Find out how many lines of the material contain the string "text" and give only that figure.

(Stored items)
+ + +

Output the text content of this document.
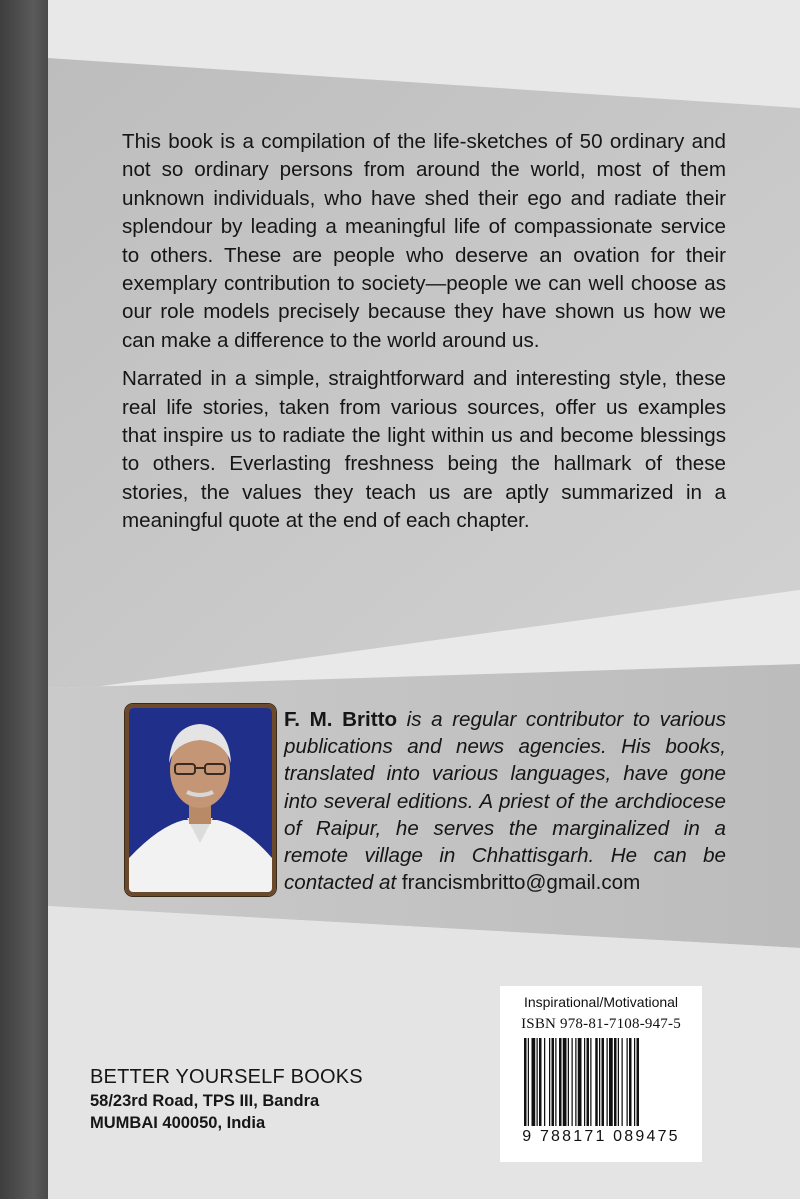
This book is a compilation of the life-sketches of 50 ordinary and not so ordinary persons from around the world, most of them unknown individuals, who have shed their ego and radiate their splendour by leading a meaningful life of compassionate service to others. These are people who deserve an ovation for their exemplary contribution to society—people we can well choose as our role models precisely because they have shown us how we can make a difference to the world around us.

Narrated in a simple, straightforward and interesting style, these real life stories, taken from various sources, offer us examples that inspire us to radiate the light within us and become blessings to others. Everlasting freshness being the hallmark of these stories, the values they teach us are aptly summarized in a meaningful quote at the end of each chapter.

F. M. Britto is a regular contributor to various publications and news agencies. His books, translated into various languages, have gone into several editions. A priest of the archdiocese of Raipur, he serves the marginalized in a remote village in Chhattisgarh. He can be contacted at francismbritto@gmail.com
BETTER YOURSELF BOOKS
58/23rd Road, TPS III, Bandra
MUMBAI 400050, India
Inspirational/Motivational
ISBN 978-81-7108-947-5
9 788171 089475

+ + +

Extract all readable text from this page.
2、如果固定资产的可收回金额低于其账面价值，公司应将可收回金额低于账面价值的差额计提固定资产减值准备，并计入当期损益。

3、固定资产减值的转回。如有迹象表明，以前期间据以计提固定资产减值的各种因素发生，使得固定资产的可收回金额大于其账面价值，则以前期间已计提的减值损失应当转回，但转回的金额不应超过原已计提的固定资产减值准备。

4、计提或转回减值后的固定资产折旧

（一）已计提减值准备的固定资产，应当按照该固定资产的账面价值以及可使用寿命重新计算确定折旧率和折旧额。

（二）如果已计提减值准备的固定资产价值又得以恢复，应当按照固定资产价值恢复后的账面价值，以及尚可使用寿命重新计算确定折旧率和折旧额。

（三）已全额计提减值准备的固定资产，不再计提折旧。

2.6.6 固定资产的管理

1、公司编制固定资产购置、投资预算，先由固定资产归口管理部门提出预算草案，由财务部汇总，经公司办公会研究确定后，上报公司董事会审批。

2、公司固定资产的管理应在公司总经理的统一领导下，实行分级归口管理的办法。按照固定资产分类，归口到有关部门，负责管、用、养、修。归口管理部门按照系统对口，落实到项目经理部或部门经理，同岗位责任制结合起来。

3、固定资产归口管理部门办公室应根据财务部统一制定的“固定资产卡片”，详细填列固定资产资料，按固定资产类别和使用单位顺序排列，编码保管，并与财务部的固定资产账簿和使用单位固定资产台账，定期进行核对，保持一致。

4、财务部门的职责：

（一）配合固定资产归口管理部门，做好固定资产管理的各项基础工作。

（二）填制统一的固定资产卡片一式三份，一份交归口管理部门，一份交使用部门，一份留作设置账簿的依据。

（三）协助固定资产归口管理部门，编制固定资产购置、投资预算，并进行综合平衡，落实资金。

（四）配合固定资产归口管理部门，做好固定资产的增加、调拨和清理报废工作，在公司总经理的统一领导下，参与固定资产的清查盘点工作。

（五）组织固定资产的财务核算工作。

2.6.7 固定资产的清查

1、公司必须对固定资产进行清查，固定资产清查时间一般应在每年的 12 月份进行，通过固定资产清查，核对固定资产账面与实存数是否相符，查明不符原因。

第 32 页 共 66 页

+ + +

• RESPONSE BELOW: 2